# START OF Available data

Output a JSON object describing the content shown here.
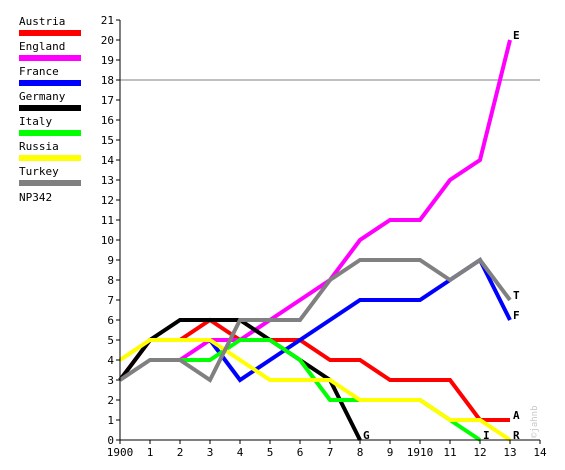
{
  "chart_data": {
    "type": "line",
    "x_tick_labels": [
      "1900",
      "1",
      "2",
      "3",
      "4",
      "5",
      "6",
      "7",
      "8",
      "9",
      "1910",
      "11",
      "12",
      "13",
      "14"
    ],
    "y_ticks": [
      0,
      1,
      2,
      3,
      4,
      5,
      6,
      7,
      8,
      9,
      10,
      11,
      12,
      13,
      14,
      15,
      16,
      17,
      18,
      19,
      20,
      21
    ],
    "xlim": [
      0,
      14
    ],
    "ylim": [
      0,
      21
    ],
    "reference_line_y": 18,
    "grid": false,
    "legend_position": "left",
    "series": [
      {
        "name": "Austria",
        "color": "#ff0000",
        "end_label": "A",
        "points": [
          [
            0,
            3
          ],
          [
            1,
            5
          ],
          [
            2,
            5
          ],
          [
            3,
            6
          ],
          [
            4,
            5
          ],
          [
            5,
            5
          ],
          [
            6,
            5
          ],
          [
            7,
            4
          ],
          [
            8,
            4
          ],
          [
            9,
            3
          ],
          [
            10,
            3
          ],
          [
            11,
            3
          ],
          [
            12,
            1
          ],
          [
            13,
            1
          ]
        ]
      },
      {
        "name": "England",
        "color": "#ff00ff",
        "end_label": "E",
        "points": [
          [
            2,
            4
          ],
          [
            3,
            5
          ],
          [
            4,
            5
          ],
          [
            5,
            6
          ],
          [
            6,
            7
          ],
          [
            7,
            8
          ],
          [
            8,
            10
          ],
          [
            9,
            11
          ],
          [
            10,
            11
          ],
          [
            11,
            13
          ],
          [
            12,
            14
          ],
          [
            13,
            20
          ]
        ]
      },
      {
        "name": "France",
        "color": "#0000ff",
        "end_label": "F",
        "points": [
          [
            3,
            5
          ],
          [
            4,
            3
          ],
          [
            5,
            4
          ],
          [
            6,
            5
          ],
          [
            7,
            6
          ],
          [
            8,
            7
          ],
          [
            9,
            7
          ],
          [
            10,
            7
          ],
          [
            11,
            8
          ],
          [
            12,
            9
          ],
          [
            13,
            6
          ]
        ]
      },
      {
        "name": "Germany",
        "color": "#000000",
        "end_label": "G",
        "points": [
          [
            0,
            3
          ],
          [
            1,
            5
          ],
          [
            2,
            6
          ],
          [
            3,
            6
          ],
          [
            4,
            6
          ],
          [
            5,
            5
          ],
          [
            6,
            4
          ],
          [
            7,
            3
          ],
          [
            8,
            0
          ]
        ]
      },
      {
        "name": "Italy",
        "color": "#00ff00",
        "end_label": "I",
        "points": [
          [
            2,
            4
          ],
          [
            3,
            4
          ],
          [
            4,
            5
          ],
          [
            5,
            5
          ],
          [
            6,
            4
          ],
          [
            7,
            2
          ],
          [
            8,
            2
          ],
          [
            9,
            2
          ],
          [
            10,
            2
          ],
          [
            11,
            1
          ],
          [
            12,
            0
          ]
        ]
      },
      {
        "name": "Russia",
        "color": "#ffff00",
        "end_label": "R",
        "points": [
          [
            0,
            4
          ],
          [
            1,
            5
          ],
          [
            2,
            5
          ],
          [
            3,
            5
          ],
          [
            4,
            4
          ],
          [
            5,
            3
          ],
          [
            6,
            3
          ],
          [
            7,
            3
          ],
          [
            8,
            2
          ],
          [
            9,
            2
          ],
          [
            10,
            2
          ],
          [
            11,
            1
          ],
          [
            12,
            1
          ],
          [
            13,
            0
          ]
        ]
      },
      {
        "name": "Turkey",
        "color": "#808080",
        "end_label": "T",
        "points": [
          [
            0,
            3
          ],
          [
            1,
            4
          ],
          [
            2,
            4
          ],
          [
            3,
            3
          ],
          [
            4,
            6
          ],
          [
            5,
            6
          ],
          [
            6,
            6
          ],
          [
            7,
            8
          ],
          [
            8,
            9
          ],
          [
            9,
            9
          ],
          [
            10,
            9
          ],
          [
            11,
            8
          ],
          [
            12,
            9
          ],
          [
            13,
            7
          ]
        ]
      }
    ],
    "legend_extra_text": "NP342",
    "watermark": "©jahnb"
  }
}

# END OF Available data

• [What is required]: Check each line of the data above for the string "name", then report how many lines have it, with no other words.

• [Full answer]: 7